ASSIGNMENT = Please reproduce the entries that follow without a single difference.

══════════════════════════════

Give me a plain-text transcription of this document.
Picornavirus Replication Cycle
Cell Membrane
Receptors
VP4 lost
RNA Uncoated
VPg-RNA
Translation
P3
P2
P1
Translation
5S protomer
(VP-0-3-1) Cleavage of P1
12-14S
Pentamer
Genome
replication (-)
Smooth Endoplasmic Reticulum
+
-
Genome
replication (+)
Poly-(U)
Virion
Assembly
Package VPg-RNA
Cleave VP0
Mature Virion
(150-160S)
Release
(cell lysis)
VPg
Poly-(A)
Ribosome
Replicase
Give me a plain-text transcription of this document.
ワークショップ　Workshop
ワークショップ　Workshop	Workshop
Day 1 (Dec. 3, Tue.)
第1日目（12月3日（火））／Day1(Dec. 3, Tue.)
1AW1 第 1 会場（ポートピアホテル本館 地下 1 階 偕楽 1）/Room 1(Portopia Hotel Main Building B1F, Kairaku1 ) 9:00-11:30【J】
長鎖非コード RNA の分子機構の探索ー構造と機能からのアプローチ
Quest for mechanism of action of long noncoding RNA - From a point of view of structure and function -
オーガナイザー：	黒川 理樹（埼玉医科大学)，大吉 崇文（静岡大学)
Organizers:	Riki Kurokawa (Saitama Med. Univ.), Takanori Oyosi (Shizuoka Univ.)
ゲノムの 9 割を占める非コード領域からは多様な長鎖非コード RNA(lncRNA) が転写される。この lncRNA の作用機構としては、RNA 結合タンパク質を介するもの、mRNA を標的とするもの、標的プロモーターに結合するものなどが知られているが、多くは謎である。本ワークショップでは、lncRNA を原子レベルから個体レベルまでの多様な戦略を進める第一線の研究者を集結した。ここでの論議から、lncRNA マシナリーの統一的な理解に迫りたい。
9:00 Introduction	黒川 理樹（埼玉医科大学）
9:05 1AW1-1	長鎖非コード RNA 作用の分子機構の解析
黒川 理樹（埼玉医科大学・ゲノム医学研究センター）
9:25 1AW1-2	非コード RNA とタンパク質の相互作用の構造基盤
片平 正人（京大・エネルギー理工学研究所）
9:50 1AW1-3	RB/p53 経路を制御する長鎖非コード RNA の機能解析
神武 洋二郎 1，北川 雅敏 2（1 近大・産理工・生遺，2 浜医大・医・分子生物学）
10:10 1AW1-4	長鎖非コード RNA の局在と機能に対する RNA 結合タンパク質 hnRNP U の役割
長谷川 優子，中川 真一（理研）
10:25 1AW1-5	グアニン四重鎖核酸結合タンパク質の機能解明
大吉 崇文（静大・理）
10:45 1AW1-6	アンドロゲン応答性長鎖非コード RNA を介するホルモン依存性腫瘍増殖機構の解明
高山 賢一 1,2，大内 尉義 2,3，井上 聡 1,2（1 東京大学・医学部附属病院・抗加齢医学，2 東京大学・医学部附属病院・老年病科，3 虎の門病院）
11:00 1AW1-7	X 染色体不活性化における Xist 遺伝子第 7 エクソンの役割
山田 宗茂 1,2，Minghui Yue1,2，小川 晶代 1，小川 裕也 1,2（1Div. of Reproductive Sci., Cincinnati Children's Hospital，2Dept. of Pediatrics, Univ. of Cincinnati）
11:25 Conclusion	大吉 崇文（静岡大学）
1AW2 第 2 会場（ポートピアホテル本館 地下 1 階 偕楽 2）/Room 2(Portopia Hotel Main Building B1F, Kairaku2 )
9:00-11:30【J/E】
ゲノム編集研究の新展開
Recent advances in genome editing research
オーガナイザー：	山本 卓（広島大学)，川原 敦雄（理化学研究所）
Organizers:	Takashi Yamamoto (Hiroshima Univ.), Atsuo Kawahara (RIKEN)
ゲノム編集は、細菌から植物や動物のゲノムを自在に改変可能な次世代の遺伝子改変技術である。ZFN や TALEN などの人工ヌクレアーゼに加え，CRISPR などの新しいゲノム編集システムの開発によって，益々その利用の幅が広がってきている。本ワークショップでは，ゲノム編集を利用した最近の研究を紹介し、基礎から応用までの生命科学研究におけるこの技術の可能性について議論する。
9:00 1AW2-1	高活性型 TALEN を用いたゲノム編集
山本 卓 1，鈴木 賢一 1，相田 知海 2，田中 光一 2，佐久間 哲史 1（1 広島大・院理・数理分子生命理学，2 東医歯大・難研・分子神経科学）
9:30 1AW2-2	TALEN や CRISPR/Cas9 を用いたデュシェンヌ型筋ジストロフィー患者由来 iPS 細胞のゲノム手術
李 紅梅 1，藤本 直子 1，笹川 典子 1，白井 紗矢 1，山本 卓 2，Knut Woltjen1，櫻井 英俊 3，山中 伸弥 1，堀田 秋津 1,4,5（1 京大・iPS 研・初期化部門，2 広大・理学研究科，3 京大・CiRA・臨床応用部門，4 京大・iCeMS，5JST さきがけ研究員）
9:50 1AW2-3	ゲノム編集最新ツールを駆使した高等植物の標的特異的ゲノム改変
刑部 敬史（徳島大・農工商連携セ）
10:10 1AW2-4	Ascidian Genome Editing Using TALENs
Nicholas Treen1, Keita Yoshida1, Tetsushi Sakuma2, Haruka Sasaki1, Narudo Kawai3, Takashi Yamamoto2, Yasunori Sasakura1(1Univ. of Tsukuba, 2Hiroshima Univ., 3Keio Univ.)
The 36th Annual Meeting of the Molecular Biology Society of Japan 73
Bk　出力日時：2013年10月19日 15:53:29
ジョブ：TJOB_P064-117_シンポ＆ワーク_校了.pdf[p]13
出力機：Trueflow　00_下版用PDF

══════════════════════════════

FINAL ANSWER =
Give me a plain-text transcription of this document.
Picornavirus Replication Cycle
Cell Membrane
Receptors
VP4 lost
RNA Uncoated
VPg-RNA
Translation
P3
P2
P1
Translation
5S protomer
(VP-0-3-1) Cleavage of P1
12-14S
Pentamer
Genome
replication (-)
Smooth Endoplasmic Reticulum
+
-
Genome
replication (+)
Poly-(U)
Virion
Assembly
Package VPg-RNA
Cleave VP0
Mature Virion
(150-160S)
Release
(cell lysis)
VPg
Poly-(A)
Ribosome
Replicase
Give me a plain-text transcription of this document.
ワークショップ　Workshop
ワークショップ　Workshop	Workshop
Day 1 (Dec. 3, Tue.)
第1日目（12月3日（火））／Day1(Dec. 3, Tue.)
1AW1 第 1 会場（ポートピアホテル本館 地下 1 階 偕楽 1）/Room 1(Portopia Hotel Main Building B1F, Kairaku1 ) 9:00-11:30【J】
長鎖非コード RNA の分子機構の探索ー構造と機能からのアプローチ
Quest for mechanism of action of long noncoding RNA - From a point of view of structure and function -
オーガナイザー：	黒川 理樹（埼玉医科大学)，大吉 崇文（静岡大学)
Organizers:	Riki Kurokawa (Saitama Med. Univ.), Takanori Oyosi (Shizuoka Univ.)
ゲノムの 9 割を占める非コード領域からは多様な長鎖非コード RNA(lncRNA) が転写される。この lncRNA の作用機構としては、RNA 結合タンパク質を介するもの、mRNA を標的とするもの、標的プロモーターに結合するものなどが知られているが、多くは謎である。本ワークショップでは、lncRNA を原子レベルから個体レベルまでの多様な戦略を進める第一線の研究者を集結した。ここでの論議から、lncRNA マシナリーの統一的な理解に迫りたい。
9:00 Introduction	黒川 理樹（埼玉医科大学）
9:05 1AW1-1	長鎖非コード RNA 作用の分子機構の解析
黒川 理樹（埼玉医科大学・ゲノム医学研究センター）
9:25 1AW1-2	非コード RNA とタンパク質の相互作用の構造基盤
片平 正人（京大・エネルギー理工学研究所）
9:50 1AW1-3	RB/p53 経路を制御する長鎖非コード RNA の機能解析
神武 洋二郎 1，北川 雅敏 2（1 近大・産理工・生遺，2 浜医大・医・分子生物学）
10:10 1AW1-4	長鎖非コード RNA の局在と機能に対する RNA 結合タンパク質 hnRNP U の役割
長谷川 優子，中川 真一（理研）
10:25 1AW1-5	グアニン四重鎖核酸結合タンパク質の機能解明
大吉 崇文（静大・理）
10:45 1AW1-6	アンドロゲン応答性長鎖非コード RNA を介するホルモン依存性腫瘍増殖機構の解明
高山 賢一 1,2，大内 尉義 2,3，井上 聡 1,2（1 東京大学・医学部附属病院・抗加齢医学，2 東京大学・医学部附属病院・老年病科，3 虎の門病院）
11:00 1AW1-7	X 染色体不活性化における Xist 遺伝子第 7 エクソンの役割
山田 宗茂 1,2，Minghui Yue1,2，小川 晶代 1，小川 裕也 1,2（1Div. of Reproductive Sci., Cincinnati Children's Hospital，2Dept. of Pediatrics, Univ. of Cincinnati）
11:25 Conclusion	大吉 崇文（静岡大学）
1AW2 第 2 会場（ポートピアホテル本館 地下 1 階 偕楽 2）/Room 2(Portopia Hotel Main Building B1F, Kairaku2 )
9:00-11:30【J/E】
ゲノム編集研究の新展開
Recent advances in genome editing research
オーガナイザー：	山本 卓（広島大学)，川原 敦雄（理化学研究所）
Organizers:	Takashi Yamamoto (Hiroshima Univ.), Atsuo Kawahara (RIKEN)
ゲノム編集は、細菌から植物や動物のゲノムを自在に改変可能な次世代の遺伝子改変技術である。ZFN や TALEN などの人工ヌクレアーゼに加え，CRISPR などの新しいゲノム編集システムの開発によって，益々その利用の幅が広がってきている。本ワークショップでは，ゲノム編集を利用した最近の研究を紹介し、基礎から応用までの生命科学研究におけるこの技術の可能性について議論する。
9:00 1AW2-1	高活性型 TALEN を用いたゲノム編集
山本 卓 1，鈴木 賢一 1，相田 知海 2，田中 光一 2，佐久間 哲史 1（1 広島大・院理・数理分子生命理学，2 東医歯大・難研・分子神経科学）
9:30 1AW2-2	TALEN や CRISPR/Cas9 を用いたデュシェンヌ型筋ジストロフィー患者由来 iPS 細胞のゲノム手術
李 紅梅 1，藤本 直子 1，笹川 典子 1，白井 紗矢 1，山本 卓 2，Knut Woltjen1，櫻井 英俊 3，山中 伸弥 1，堀田 秋津 1,4,5（1 京大・iPS 研・初期化部門，2 広大・理学研究科，3 京大・CiRA・臨床応用部門，4 京大・iCeMS，5JST さきがけ研究員）
9:50 1AW2-3	ゲノム編集最新ツールを駆使した高等植物の標的特異的ゲノム改変
刑部 敬史（徳島大・農工商連携セ）
10:10 1AW2-4	Ascidian Genome Editing Using TALENs
Nicholas Treen1, Keita Yoshida1, Tetsushi Sakuma2, Haruka Sasaki1, Narudo Kawai3, Takashi Yamamoto2, Yasunori Sasakura1(1Univ. of Tsukuba, 2Hiroshima Univ., 3Keio Univ.)
The 36th Annual Meeting of the Molecular Biology Society of Japan 73
Bk　出力日時：2013年10月19日 15:53:29
ジョブ：TJOB_P064-117_シンポ＆ワーク_校了.pdf[p]13
出力機：Trueflow　00_下版用PDF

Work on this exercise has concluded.